→ LISTING
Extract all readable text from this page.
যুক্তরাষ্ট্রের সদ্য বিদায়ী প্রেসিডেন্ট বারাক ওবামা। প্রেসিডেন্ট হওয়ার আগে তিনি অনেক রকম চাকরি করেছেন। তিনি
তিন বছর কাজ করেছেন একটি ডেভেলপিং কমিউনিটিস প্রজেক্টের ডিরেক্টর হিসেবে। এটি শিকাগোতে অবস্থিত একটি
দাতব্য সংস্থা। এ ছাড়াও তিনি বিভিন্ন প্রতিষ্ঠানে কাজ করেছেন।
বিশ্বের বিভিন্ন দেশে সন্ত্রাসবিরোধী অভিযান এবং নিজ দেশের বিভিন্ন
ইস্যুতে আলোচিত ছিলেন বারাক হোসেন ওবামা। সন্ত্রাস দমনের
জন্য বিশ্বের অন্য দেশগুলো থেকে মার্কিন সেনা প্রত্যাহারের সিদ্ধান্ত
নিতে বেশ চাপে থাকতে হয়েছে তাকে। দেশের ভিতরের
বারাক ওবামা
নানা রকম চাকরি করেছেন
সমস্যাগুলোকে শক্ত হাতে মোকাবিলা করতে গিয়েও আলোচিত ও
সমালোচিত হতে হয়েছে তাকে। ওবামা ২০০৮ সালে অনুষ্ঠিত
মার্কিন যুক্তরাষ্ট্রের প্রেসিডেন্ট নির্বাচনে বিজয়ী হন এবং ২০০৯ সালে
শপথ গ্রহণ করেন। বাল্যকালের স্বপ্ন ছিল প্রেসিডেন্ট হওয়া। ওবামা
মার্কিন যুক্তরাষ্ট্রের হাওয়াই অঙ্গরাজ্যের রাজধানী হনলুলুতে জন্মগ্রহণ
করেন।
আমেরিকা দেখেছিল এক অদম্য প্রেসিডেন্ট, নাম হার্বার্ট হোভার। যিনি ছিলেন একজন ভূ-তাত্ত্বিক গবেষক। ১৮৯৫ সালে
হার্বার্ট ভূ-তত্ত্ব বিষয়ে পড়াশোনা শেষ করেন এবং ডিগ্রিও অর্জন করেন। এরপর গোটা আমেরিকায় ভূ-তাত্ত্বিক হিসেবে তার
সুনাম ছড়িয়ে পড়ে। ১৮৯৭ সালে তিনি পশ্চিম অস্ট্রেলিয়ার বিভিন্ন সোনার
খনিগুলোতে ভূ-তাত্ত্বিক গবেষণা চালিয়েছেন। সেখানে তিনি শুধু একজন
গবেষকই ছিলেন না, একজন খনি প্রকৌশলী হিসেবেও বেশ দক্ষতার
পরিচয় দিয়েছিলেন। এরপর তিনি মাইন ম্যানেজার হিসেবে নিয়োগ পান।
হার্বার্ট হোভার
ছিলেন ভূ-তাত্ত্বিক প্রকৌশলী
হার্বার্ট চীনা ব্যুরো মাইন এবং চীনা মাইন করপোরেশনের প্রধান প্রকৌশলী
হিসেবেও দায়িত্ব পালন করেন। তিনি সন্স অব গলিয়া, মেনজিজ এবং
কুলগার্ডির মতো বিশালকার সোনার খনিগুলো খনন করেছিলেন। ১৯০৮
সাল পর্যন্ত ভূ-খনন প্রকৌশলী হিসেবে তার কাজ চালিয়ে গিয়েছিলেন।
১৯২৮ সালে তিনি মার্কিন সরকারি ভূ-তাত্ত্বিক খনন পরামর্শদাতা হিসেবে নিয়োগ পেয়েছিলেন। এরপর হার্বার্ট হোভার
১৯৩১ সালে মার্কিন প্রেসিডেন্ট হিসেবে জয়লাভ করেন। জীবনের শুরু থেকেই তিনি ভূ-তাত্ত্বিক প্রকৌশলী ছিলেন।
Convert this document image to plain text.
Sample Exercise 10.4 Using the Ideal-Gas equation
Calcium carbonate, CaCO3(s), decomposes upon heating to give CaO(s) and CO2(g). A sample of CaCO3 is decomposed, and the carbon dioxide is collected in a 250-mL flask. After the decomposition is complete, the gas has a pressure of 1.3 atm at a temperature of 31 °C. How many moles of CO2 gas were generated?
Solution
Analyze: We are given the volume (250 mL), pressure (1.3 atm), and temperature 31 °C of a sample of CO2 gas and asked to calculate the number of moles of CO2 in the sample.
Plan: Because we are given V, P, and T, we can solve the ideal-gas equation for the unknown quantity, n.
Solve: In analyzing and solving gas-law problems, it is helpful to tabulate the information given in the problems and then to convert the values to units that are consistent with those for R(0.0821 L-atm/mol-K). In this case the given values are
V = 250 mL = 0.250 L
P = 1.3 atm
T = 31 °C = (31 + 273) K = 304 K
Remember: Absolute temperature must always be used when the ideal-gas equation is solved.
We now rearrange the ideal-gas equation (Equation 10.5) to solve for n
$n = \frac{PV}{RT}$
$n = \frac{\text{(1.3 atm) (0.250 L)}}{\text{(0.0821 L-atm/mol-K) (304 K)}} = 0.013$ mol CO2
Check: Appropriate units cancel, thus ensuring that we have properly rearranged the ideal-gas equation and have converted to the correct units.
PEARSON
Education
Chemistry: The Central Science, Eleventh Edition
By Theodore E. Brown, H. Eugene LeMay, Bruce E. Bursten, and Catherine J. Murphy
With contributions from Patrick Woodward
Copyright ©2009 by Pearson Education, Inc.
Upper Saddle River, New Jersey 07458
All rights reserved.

→ TASK
Count all lines of the data that include "this". The answer is the number alone.

→ OUTPUT OF THE TASK
3